» Set problem
Repeat every line of the data exactly, but not the pictures.

(Saved data entries)
** begin **
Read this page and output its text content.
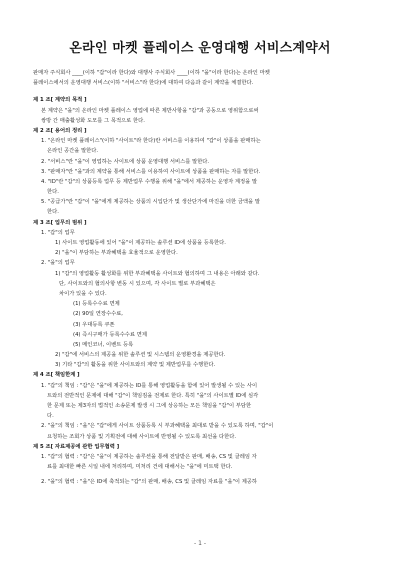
온라인 마켓 플레이스 운영대행 서비스계약서
판매자 주식회사 ____(이하 "갑"이라 한다)와 대행사 주식회사 ____(이하 "을"이라 한다)는 온라인 마켓
플레이스에서의 운영대행 서비스(이하 "서비스"라 한다)에 대하여 다음과 같이 계약을 체결한다.
제 1 조[ 계약의 목적 ]
본 계약은 "을"의 온라인 마켓 플레이스 영업에 따른 제반사항을 "갑"과 공동으로 영위함으로써
쌍방 간 매출활성화 도모를 그 목적으로 한다.
제 2 조[ 용어의 정리 ]
1. "온라인 마켓 플레이스"(이하 "사이트"라 한다)란 서비스를 이용하여 "갑"이 상품을 판매하는
온라인 공간을 말한다.
2. "서비스"란 "을"이 영업하는 사이트에 상품 운영대행 서비스를 말한다.
3. "판매자"란 "을"과의 계약을 통해 서비스를 이용하여 사이트에 상품을 판매하는 자를 말한다.
4. "ID"란 "갑"의 상품등록 업무 등 제반업무 수행을 위해 "을"에서 제공하는 운영자 계정을 말
한다.
5. "공급가"란 "갑"이 "을"에게 제공하는 상품의 시입단가 및 생산단가에 마진을 더한 금액을 말
한다.
제 3 조[ 업무의 범위 ]
1. "갑"의 업무
1) 사이트 영업활동에 있어 "을"이 제공하는 솔루션 ID에 상품을 등록한다.
2) "을"이 부담하는 부과혜택을 효율적으로 운영한다.
2. "을"의 업무
1) "갑"의 영업활동 활성화를 위한 부과혜택을 사이트와 협의하며 그 내용은 아래와 같다.
단, 사이트와의 협의사항 변동 시 있으며, 각 사이트 별로 부과혜택은
차이가 있을 수 있다.
(1) 등록수수료 면제
(2) 90일 연장수수료,
(3) 우대등록 쿠폰
(4) 즉시구매가 등록수수료 면제
(5) 메인코너, 이벤트 등록
2) "갑"에 서비스의 제공을 위한 솔루션 및 시스템의 운영환경을 제공한다.
3) 기타 "갑"의 활동을 위한 사이트와의 계약 및 제반업무를 수행한다.
제 4 조[ 책임한계 ]
1. "갑"의 책임 : "갑"은 "을"에 제공하는 ID를 통해 영업활동을 함에 있어 발생될 수 있는 사이
트와의 전반적인 문제에 대해 "갑"이 책임짐을 전제로 한다. 특히 "을"의 사이트별 ID에 심각
한 문제 또는 제3자의 법적인 소송문제 발생 시 그에 상응하는 모든 책임을 "갑"이 부담한
다.
2. "을"의 책임 : "을"은 "갑"에게 사이트 상품등록 시 부과혜택을 최대로 받을 수 있도록 하며, "갑"이
요청하는 조회가 상품 및 기획전에 대해 사이트에 반영될 수 있도록 최선을 다한다.
제 5 조[ 자료제공에 관한 업무협력 ]
1. "갑"의 협력 : "갑"은 "을"이 제공하는 솔루션을 통해 전달받은 판매, 배송, CS 및 클레임 자
료를 최대한 빠른 시일 내에 처리하며, 미처리 건에 대해서는 "을"에 미트택 한다.
2. "을"의 협력 : "을"은 ID에 축적되는 "갑"의 판매, 배송, CS 및 클레임 자료를 "을"이 제공하
- 1 -
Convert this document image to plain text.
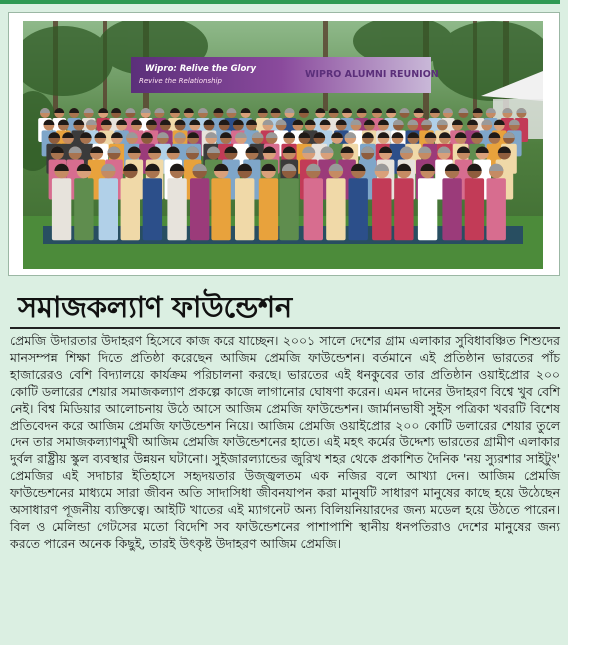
Wipro: Relive the Glory
Revive the Relationship
WIPRO ALUMNI REUNION
সমাজকল্যাণ ফাউন্ডেশন
প্রেমজি উদারতার উদাহরণ হিসেবে কাজ করে যাচ্ছেন। ২০০১ সালে দেশের গ্রাম এলাকার সুবিধাবঞ্চিত শিশুদের মানসম্পন্ন শিক্ষা দিতে প্রতিষ্ঠা করেছেন আজিম প্রেমজি ফাউন্ডেশন। বর্তমানে এই প্রতিষ্ঠান ভারতের পাঁচ হাজারেরও বেশি বিদ্যালয়ে কার্যক্রম পরিচালনা করছে। ভারতের এই ধনকুবের তার প্রতিষ্ঠান ওয়াইপ্রোর ২০০ কোটি ডলারের শেয়ার সমাজকল্যাণ প্রকল্পে কাজে লাগানোর ঘোষণা করেন। এমন দানের উদাহরণ বিশ্বে খুব বেশি নেই। বিশ্ব মিডিয়ার আলোচনায় উঠে আসে আজিম প্রেমজি ফাউন্ডেশন। জার্মানভাষী সুইস পত্রিকা খবরটি বিশেষ প্রতিবেদন করে আজিম প্রেমজি ফাউন্ডেশন নিয়ে। আজিম প্রেমজি ওয়াইপ্রোর ২০০ কোটি ডলারের শেয়ার তুলে দেন তার সমাজকল্যাণমুখী আজিম প্রেমজি ফাউন্ডেশনের হাতে। এই মহৎ কর্মের উদ্দেশ্য ভারতের গ্রামীণ এলাকার দুর্বল রাষ্ট্রীয় স্কুল ব্যবস্থার উন্নয়ন ঘটানো। সুইজারল্যান্ডের জুরিখ শহর থেকে প্রকাশিত দৈনিক 'নয় স্যুরশার সাইটুং' প্রেমজির এই সদাচার ইতিহাসে সহৃদয়তার উজ্জ্বলতম এক নজির বলে আখ্যা দেন। আজিম প্রেমজি ফাউন্ডেশনের মাধ্যমে সারা জীবন অতি সাদাসিধা জীবনযাপন করা মানুষটি সাধারণ মানুষের কাছে হয়ে উঠেছেন অসাধারণ পূজনীয় ব্যক্তিত্বে। আইটি খাতের এই ম্যাগনেট অন্য বিলিয়নিয়ারদের জন্য মডেল হয়ে উঠতে পারেন। বিল ও মেলিন্ডা গেটসের মতো বিদেশি সব ফাউন্ডেশনের পাশাপাশি স্থানীয় ধনপতিরাও দেশের মানুষের জন্য করতে পারেন অনেক কিছুই, তারই উৎকৃষ্ট উদাহরণ আজিম প্রেমজি।
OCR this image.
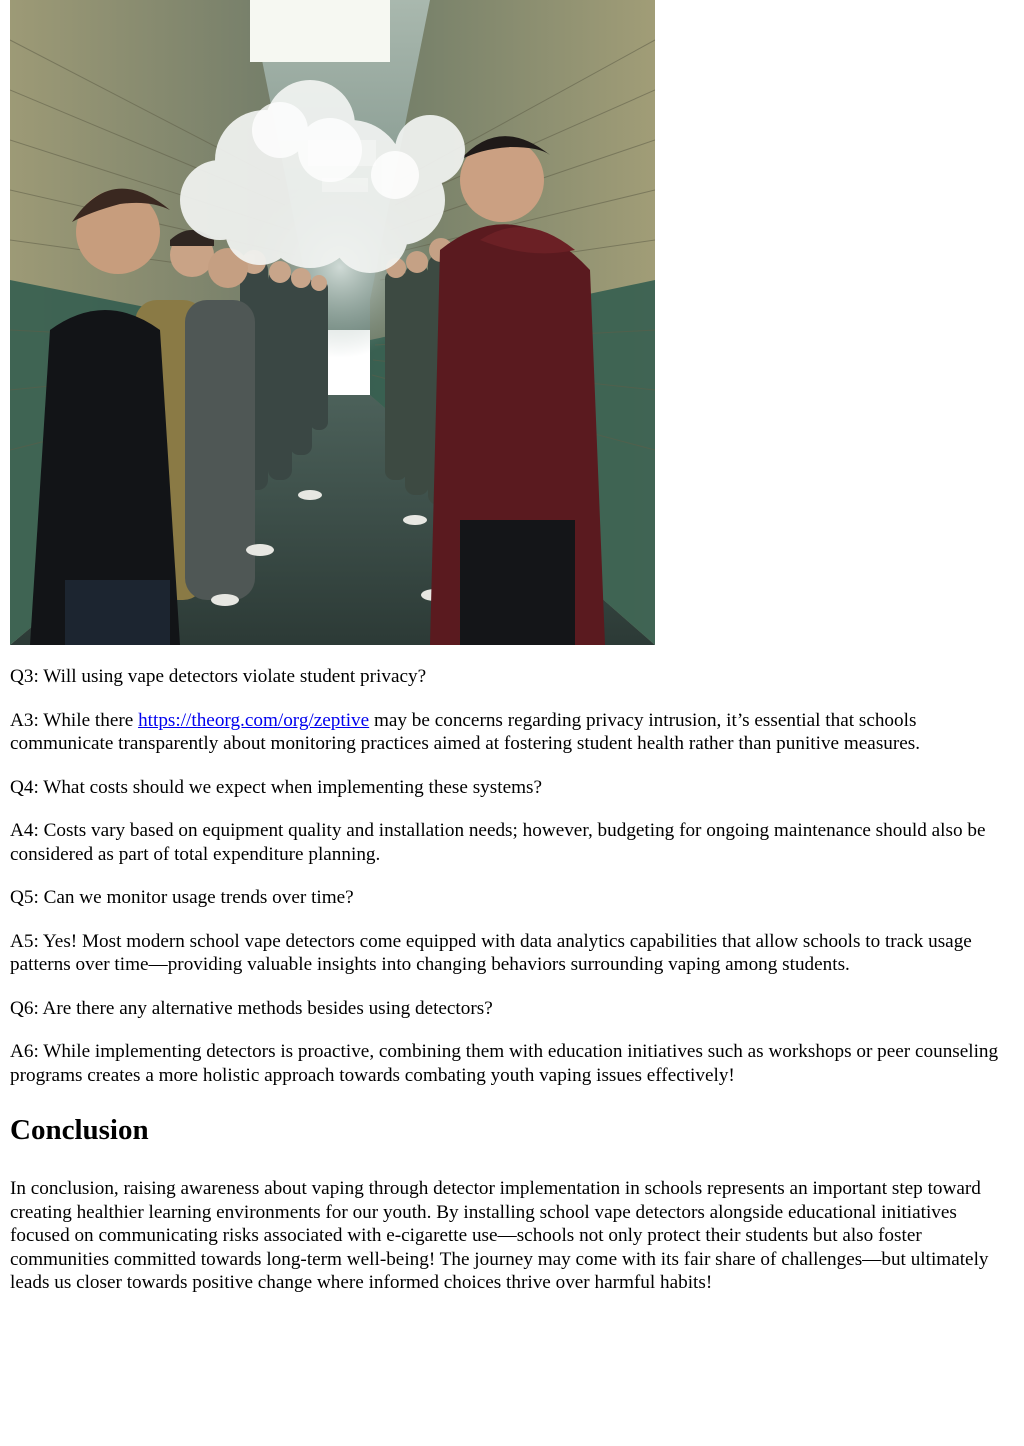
Q3: Will using vape detectors violate student privacy?

A3: While there https://theorg.com/org/zeptive may be concerns regarding privacy intrusion, it’s essential that schools communicate transparently about monitoring practices aimed at fostering student health rather than punitive measures.

Q4: What costs should we expect when implementing these systems?

A4: Costs vary based on equipment quality and installation needs; however, budgeting for ongoing maintenance should also be considered as part of total expenditure planning.

Q5: Can we monitor usage trends over time?

A5: Yes! Most modern school vape detectors come equipped with data analytics capabilities that allow schools to track usage patterns over time—providing valuable insights into changing behaviors surrounding vaping among students.

Q6: Are there any alternative methods besides using detectors?

A6: While implementing detectors is proactive, combining them with education initiatives such as workshops or peer counseling programs creates a more holistic approach towards combating youth vaping issues effectively!

Conclusion

In conclusion, raising awareness about vaping through detector implementation in schools represents an important step toward creating healthier learning environments for our youth. By installing school vape detectors alongside educational initiatives focused on communicating risks associated with e-cigarette use—schools not only protect their students but also foster communities committed towards long-term well-being! The journey may come with its fair share of challenges—but ultimately leads us closer towards positive change where informed choices thrive over harmful habits!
** end **
» Answer
Read this page and output its text content.
온라인 마켓 플레이스 운영대행 서비스계약서
판매자 주식회사 ____(이하 "갑"이라 한다)와 대행사 주식회사 ____(이하 "을"이라 한다)는 온라인 마켓
플레이스에서의 운영대행 서비스(이하 "서비스"라 한다)에 대하여 다음과 같이 계약을 체결한다.
제 1 조[ 계약의 목적 ]
본 계약은 "을"의 온라인 마켓 플레이스 영업에 따른 제반사항을 "갑"과 공동으로 영위함으로써
쌍방 간 매출활성화 도모를 그 목적으로 한다.
제 2 조[ 용어의 정리 ]
1. "온라인 마켓 플레이스"(이하 "사이트"라 한다)란 서비스를 이용하여 "갑"이 상품을 판매하는
온라인 공간을 말한다.
2. "서비스"란 "을"이 영업하는 사이트에 상품 운영대행 서비스를 말한다.
3. "판매자"란 "을"과의 계약을 통해 서비스를 이용하여 사이트에 상품을 판매하는 자를 말한다.
4. "ID"란 "갑"의 상품등록 업무 등 제반업무 수행을 위해 "을"에서 제공하는 운영자 계정을 말
한다.
5. "공급가"란 "갑"이 "을"에게 제공하는 상품의 시입단가 및 생산단가에 마진을 더한 금액을 말
한다.
제 3 조[ 업무의 범위 ]
1. "갑"의 업무
1) 사이트 영업활동에 있어 "을"이 제공하는 솔루션 ID에 상품을 등록한다.
2) "을"이 부담하는 부과혜택을 효율적으로 운영한다.
2. "을"의 업무
1) "갑"의 영업활동 활성화를 위한 부과혜택을 사이트와 협의하며 그 내용은 아래와 같다.
단, 사이트와의 협의사항 변동 시 있으며, 각 사이트 별로 부과혜택은
차이가 있을 수 있다.
(1) 등록수수료 면제
(2) 90일 연장수수료,
(3) 우대등록 쿠폰
(4) 즉시구매가 등록수수료 면제
(5) 메인코너, 이벤트 등록
2) "갑"에 서비스의 제공을 위한 솔루션 및 시스템의 운영환경을 제공한다.
3) 기타 "갑"의 활동을 위한 사이트와의 계약 및 제반업무를 수행한다.
제 4 조[ 책임한계 ]
1. "갑"의 책임 : "갑"은 "을"에 제공하는 ID를 통해 영업활동을 함에 있어 발생될 수 있는 사이
트와의 전반적인 문제에 대해 "갑"이 책임짐을 전제로 한다. 특히 "을"의 사이트별 ID에 심각
한 문제 또는 제3자의 법적인 소송문제 발생 시 그에 상응하는 모든 책임을 "갑"이 부담한
다.
2. "을"의 책임 : "을"은 "갑"에게 사이트 상품등록 시 부과혜택을 최대로 받을 수 있도록 하며, "갑"이
요청하는 조회가 상품 및 기획전에 대해 사이트에 반영될 수 있도록 최선을 다한다.
제 5 조[ 자료제공에 관한 업무협력 ]
1. "갑"의 협력 : "갑"은 "을"이 제공하는 솔루션을 통해 전달받은 판매, 배송, CS 및 클레임 자
료를 최대한 빠른 시일 내에 처리하며, 미처리 건에 대해서는 "을"에 미트택 한다.
2. "을"의 협력 : "을"은 ID에 축적되는 "갑"의 판매, 배송, CS 및 클레임 자료를 "을"이 제공하
- 1 -
Convert this document image to plain text.
Wipro: Relive the Glory
Revive the Relationship
WIPRO ALUMNI REUNION
সমাজকল্যাণ ফাউন্ডেশন
প্রেমজি উদারতার উদাহরণ হিসেবে কাজ করে যাচ্ছেন। ২০০১ সালে দেশের গ্রাম এলাকার সুবিধাবঞ্চিত শিশুদের মানসম্পন্ন শিক্ষা দিতে প্রতিষ্ঠা করেছেন আজিম প্রেমজি ফাউন্ডেশন। বর্তমানে এই প্রতিষ্ঠান ভারতের পাঁচ হাজারেরও বেশি বিদ্যালয়ে কার্যক্রম পরিচালনা করছে। ভারতের এই ধনকুবের তার প্রতিষ্ঠান ওয়াইপ্রোর ২০০ কোটি ডলারের শেয়ার সমাজকল্যাণ প্রকল্পে কাজে লাগানোর ঘোষণা করেন। এমন দানের উদাহরণ বিশ্বে খুব বেশি নেই। বিশ্ব মিডিয়ার আলোচনায় উঠে আসে আজিম প্রেমজি ফাউন্ডেশন। জার্মানভাষী সুইস পত্রিকা খবরটি বিশেষ প্রতিবেদন করে আজিম প্রেমজি ফাউন্ডেশন নিয়ে। আজিম প্রেমজি ওয়াইপ্রোর ২০০ কোটি ডলারের শেয়ার তুলে দেন তার সমাজকল্যাণমুখী আজিম প্রেমজি ফাউন্ডেশনের হাতে। এই মহৎ কর্মের উদ্দেশ্য ভারতের গ্রামীণ এলাকার দুর্বল রাষ্ট্রীয় স্কুল ব্যবস্থার উন্নয়ন ঘটানো। সুইজারল্যান্ডের জুরিখ শহর থেকে প্রকাশিত দৈনিক 'নয় স্যুরশার সাইটুং' প্রেমজির এই সদাচার ইতিহাসে সহৃদয়তার উজ্জ্বলতম এক নজির বলে আখ্যা দেন। আজিম প্রেমজি ফাউন্ডেশনের মাধ্যমে সারা জীবন অতি সাদাসিধা জীবনযাপন করা মানুষটি সাধারণ মানুষের কাছে হয়ে উঠেছেন অসাধারণ পূজনীয় ব্যক্তিত্বে। আইটি খাতের এই ম্যাগনেট অন্য বিলিয়নিয়ারদের জন্য মডেল হয়ে উঠতে পারেন। বিল ও মেলিন্ডা গেটসের মতো বিদেশি সব ফাউন্ডেশনের পাশাপাশি স্থানীয় ধনপতিরাও দেশের মানুষের জন্য করতে পারেন অনেক কিছুই, তারই উৎকৃষ্ট উদাহরণ আজিম প্রেমজি।
OCR this image.
Q3: Will using vape detectors violate student privacy?

A3: While there https://theorg.com/org/zeptive may be concerns regarding privacy intrusion, it’s essential that schools communicate transparently about monitoring practices aimed at fostering student health rather than punitive measures.

Q4: What costs should we expect when implementing these systems?

A4: Costs vary based on equipment quality and installation needs; however, budgeting for ongoing maintenance should also be considered as part of total expenditure planning.

Q5: Can we monitor usage trends over time?

A5: Yes! Most modern school vape detectors come equipped with data analytics capabilities that allow schools to track usage patterns over time—providing valuable insights into changing behaviors surrounding vaping among students.

Q6: Are there any alternative methods besides using detectors?

A6: While implementing detectors is proactive, combining them with education initiatives such as workshops or peer counseling programs creates a more holistic approach towards combating youth vaping issues effectively!

Conclusion

In conclusion, raising awareness about vaping through detector implementation in schools represents an important step toward creating healthier learning environments for our youth. By installing school vape detectors alongside educational initiatives focused on communicating risks associated with e-cigarette use—schools not only protect their students but also foster communities committed towards long-term well-being! The journey may come with its fair share of challenges—but ultimately leads us closer towards positive change where informed choices thrive over harmful habits!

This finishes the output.